## [What to work on]
Print the data that follows exactly.

▼▼▼

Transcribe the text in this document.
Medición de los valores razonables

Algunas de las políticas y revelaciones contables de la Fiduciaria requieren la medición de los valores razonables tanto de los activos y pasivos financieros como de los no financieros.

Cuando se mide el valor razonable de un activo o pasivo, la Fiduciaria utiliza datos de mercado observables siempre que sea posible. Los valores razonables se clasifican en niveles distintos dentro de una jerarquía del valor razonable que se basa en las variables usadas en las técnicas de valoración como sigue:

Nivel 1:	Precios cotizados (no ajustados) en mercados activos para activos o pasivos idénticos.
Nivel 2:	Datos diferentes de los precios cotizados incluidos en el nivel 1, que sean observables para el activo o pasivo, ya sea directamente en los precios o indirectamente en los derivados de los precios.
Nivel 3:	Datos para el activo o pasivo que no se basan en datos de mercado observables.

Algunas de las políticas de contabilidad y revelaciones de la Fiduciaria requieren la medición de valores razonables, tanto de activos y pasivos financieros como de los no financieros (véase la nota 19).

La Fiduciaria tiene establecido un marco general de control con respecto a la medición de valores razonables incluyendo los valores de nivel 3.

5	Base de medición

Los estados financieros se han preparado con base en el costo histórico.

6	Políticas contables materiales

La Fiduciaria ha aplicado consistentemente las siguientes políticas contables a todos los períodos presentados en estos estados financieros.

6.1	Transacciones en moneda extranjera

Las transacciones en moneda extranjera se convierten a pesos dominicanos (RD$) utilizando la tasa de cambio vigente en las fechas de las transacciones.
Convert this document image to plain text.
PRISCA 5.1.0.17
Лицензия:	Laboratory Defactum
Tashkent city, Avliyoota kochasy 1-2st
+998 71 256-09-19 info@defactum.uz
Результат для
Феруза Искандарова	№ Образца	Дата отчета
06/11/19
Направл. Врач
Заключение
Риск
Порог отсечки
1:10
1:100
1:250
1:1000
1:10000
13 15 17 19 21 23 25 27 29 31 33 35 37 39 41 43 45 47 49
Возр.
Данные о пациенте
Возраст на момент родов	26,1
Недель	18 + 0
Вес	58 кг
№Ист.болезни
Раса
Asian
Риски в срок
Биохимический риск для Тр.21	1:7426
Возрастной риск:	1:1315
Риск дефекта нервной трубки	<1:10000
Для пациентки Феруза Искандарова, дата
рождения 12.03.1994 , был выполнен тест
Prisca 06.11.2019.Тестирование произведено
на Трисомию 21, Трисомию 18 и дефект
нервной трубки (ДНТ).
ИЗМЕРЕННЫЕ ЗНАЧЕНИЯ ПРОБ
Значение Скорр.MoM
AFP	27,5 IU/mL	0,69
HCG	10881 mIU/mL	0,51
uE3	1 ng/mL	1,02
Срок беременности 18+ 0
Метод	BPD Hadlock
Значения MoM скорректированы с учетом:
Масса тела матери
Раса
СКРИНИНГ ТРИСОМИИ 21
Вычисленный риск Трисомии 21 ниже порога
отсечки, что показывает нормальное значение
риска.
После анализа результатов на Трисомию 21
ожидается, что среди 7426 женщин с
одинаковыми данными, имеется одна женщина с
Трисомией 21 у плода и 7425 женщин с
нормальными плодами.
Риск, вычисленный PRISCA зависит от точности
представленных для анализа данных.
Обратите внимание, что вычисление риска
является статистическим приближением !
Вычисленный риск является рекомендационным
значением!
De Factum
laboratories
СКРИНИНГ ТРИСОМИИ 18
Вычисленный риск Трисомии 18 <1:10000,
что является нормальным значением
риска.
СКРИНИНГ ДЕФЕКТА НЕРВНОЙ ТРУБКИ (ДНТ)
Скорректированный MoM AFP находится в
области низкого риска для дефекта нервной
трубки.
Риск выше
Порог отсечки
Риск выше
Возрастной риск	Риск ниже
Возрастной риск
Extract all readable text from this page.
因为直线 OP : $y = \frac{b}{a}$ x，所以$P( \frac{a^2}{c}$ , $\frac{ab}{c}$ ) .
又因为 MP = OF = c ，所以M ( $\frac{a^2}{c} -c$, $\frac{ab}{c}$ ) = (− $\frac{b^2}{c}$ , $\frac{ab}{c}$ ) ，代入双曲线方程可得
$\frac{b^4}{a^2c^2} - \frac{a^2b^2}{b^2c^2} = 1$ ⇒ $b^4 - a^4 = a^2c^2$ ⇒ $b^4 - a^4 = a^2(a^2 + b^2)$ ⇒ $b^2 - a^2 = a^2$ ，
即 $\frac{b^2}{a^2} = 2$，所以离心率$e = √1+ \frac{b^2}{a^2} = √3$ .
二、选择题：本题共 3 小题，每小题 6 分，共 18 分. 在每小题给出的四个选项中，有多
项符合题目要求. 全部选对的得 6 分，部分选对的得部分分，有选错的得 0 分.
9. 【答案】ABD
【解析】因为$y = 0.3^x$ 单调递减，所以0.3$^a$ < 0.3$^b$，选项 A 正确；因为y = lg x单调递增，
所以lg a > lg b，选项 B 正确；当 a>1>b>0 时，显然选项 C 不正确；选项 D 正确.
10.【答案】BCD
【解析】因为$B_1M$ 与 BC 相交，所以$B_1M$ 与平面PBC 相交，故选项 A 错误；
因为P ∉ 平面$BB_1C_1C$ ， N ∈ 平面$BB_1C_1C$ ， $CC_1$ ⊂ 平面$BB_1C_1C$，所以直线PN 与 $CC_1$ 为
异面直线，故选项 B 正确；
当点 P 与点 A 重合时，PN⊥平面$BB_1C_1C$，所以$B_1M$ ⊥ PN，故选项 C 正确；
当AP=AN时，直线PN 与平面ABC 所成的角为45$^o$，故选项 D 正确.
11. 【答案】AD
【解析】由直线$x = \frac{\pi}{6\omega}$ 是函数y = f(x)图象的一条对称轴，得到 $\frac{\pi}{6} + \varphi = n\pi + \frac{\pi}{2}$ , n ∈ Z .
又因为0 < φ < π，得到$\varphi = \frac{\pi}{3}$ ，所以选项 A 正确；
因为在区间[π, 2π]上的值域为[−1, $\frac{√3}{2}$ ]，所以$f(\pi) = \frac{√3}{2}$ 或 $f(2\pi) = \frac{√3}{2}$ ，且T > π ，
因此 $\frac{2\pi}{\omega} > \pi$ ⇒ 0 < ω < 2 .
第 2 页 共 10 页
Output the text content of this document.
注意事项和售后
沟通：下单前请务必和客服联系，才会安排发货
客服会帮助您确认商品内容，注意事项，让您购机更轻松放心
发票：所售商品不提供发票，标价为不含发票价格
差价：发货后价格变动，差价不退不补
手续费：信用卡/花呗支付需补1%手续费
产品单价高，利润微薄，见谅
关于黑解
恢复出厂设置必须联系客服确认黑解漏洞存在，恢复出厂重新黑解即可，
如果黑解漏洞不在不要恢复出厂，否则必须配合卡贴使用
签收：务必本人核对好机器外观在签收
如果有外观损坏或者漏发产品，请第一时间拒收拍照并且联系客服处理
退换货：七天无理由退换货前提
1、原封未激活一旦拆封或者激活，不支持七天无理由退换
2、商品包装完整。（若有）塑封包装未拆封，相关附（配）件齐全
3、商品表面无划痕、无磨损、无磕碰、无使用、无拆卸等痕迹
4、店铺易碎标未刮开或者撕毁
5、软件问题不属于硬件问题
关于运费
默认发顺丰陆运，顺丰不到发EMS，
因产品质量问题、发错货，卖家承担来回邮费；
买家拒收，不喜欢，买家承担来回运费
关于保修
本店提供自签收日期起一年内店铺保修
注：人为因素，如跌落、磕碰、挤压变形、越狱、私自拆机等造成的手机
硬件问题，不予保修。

▲▲▲

## [The output]
Transcribe the text in this document.
Medición de los valores razonables

Algunas de las políticas y revelaciones contables de la Fiduciaria requieren la medición de los valores razonables tanto de los activos y pasivos financieros como de los no financieros.

Cuando se mide el valor razonable de un activo o pasivo, la Fiduciaria utiliza datos de mercado observables siempre que sea posible. Los valores razonables se clasifican en niveles distintos dentro de una jerarquía del valor razonable que se basa en las variables usadas en las técnicas de valoración como sigue:

Nivel 1:	Precios cotizados (no ajustados) en mercados activos para activos o pasivos idénticos.
Nivel 2:	Datos diferentes de los precios cotizados incluidos en el nivel 1, que sean observables para el activo o pasivo, ya sea directamente en los precios o indirectamente en los derivados de los precios.
Nivel 3:	Datos para el activo o pasivo que no se basan en datos de mercado observables.

Algunas de las políticas de contabilidad y revelaciones de la Fiduciaria requieren la medición de valores razonables, tanto de activos y pasivos financieros como de los no financieros (véase la nota 19).

La Fiduciaria tiene establecido un marco general de control con respecto a la medición de valores razonables incluyendo los valores de nivel 3.

5	Base de medición

Los estados financieros se han preparado con base en el costo histórico.

6	Políticas contables materiales

La Fiduciaria ha aplicado consistentemente las siguientes políticas contables a todos los períodos presentados en estos estados financieros.

6.1	Transacciones en moneda extranjera

Las transacciones en moneda extranjera se convierten a pesos dominicanos (RD$) utilizando la tasa de cambio vigente en las fechas de las transacciones.
Convert this document image to plain text.
PRISCA 5.1.0.17
Лицензия:	Laboratory Defactum
Tashkent city, Avliyoota kochasy 1-2st
+998 71 256-09-19 info@defactum.uz
Результат для
Феруза Искандарова	№ Образца	Дата отчета
06/11/19
Направл. Врач
Заключение
Риск
Порог отсечки
1:10
1:100
1:250
1:1000
1:10000
13 15 17 19 21 23 25 27 29 31 33 35 37 39 41 43 45 47 49
Возр.
Данные о пациенте
Возраст на момент родов	26,1
Недель	18 + 0
Вес	58 кг
№Ист.болезни
Раса
Asian
Риски в срок
Биохимический риск для Тр.21	1:7426
Возрастной риск:	1:1315
Риск дефекта нервной трубки	<1:10000
Для пациентки Феруза Искандарова, дата
рождения 12.03.1994 , был выполнен тест
Prisca 06.11.2019.Тестирование произведено
на Трисомию 21, Трисомию 18 и дефект
нервной трубки (ДНТ).
ИЗМЕРЕННЫЕ ЗНАЧЕНИЯ ПРОБ
Значение Скорр.MoM
AFP	27,5 IU/mL	0,69
HCG	10881 mIU/mL	0,51
uE3	1 ng/mL	1,02
Срок беременности 18+ 0
Метод	BPD Hadlock
Значения MoM скорректированы с учетом:
Масса тела матери
Раса
СКРИНИНГ ТРИСОМИИ 21
Вычисленный риск Трисомии 21 ниже порога
отсечки, что показывает нормальное значение
риска.
После анализа результатов на Трисомию 21
ожидается, что среди 7426 женщин с
одинаковыми данными, имеется одна женщина с
Трисомией 21 у плода и 7425 женщин с
нормальными плодами.
Риск, вычисленный PRISCA зависит от точности
представленных для анализа данных.
Обратите внимание, что вычисление риска
является статистическим приближением !
Вычисленный риск является рекомендационным
значением!
De Factum
laboratories
СКРИНИНГ ТРИСОМИИ 18
Вычисленный риск Трисомии 18 <1:10000,
что является нормальным значением
риска.
СКРИНИНГ ДЕФЕКТА НЕРВНОЙ ТРУБКИ (ДНТ)
Скорректированный MoM AFP находится в
области низкого риска для дефекта нервной
трубки.
Риск выше
Порог отсечки
Риск выше
Возрастной риск	Риск ниже
Возрастной риск
Extract all readable text from this page.
因为直线 OP : $y = \frac{b}{a}$ x，所以$P( \frac{a^2}{c}$ , $\frac{ab}{c}$ ) .
又因为 MP = OF = c ，所以M ( $\frac{a^2}{c} -c$, $\frac{ab}{c}$ ) = (− $\frac{b^2}{c}$ , $\frac{ab}{c}$ ) ，代入双曲线方程可得
$\frac{b^4}{a^2c^2} - \frac{a^2b^2}{b^2c^2} = 1$ ⇒ $b^4 - a^4 = a^2c^2$ ⇒ $b^4 - a^4 = a^2(a^2 + b^2)$ ⇒ $b^2 - a^2 = a^2$ ，
即 $\frac{b^2}{a^2} = 2$，所以离心率$e = √1+ \frac{b^2}{a^2} = √3$ .
二、选择题：本题共 3 小题，每小题 6 分，共 18 分. 在每小题给出的四个选项中，有多
项符合题目要求. 全部选对的得 6 分，部分选对的得部分分，有选错的得 0 分.
9. 【答案】ABD
【解析】因为$y = 0.3^x$ 单调递减，所以0.3$^a$ < 0.3$^b$，选项 A 正确；因为y = lg x单调递增，
所以lg a > lg b，选项 B 正确；当 a>1>b>0 时，显然选项 C 不正确；选项 D 正确.
10.【答案】BCD
【解析】因为$B_1M$ 与 BC 相交，所以$B_1M$ 与平面PBC 相交，故选项 A 错误；
因为P ∉ 平面$BB_1C_1C$ ， N ∈ 平面$BB_1C_1C$ ， $CC_1$ ⊂ 平面$BB_1C_1C$，所以直线PN 与 $CC_1$ 为
异面直线，故选项 B 正确；
当点 P 与点 A 重合时，PN⊥平面$BB_1C_1C$，所以$B_1M$ ⊥ PN，故选项 C 正确；
当AP=AN时，直线PN 与平面ABC 所成的角为45$^o$，故选项 D 正确.
11. 【答案】AD
【解析】由直线$x = \frac{\pi}{6\omega}$ 是函数y = f(x)图象的一条对称轴，得到 $\frac{\pi}{6} + \varphi = n\pi + \frac{\pi}{2}$ , n ∈ Z .
又因为0 < φ < π，得到$\varphi = \frac{\pi}{3}$ ，所以选项 A 正确；
因为在区间[π, 2π]上的值域为[−1, $\frac{√3}{2}$ ]，所以$f(\pi) = \frac{√3}{2}$ 或 $f(2\pi) = \frac{√3}{2}$ ，且T > π ，
因此 $\frac{2\pi}{\omega} > \pi$ ⇒ 0 < ω < 2 .
第 2 页 共 10 页
Output the text content of this document.
注意事项和售后
沟通：下单前请务必和客服联系，才会安排发货
客服会帮助您确认商品内容，注意事项，让您购机更轻松放心
发票：所售商品不提供发票，标价为不含发票价格
差价：发货后价格变动，差价不退不补
手续费：信用卡/花呗支付需补1%手续费
产品单价高，利润微薄，见谅
关于黑解
恢复出厂设置必须联系客服确认黑解漏洞存在，恢复出厂重新黑解即可，
如果黑解漏洞不在不要恢复出厂，否则必须配合卡贴使用
签收：务必本人核对好机器外观在签收
如果有外观损坏或者漏发产品，请第一时间拒收拍照并且联系客服处理
退换货：七天无理由退换货前提
1、原封未激活一旦拆封或者激活，不支持七天无理由退换
2、商品包装完整。（若有）塑封包装未拆封，相关附（配）件齐全
3、商品表面无划痕、无磨损、无磕碰、无使用、无拆卸等痕迹
4、店铺易碎标未刮开或者撕毁
5、软件问题不属于硬件问题
关于运费
默认发顺丰陆运，顺丰不到发EMS，
因产品质量问题、发错货，卖家承担来回邮费；
买家拒收，不喜欢，买家承担来回运费
关于保修
本店提供自签收日期起一年内店铺保修
注：人为因素，如跌落、磕碰、挤压变形、越狱、私自拆机等造成的手机
硬件问题，不予保修。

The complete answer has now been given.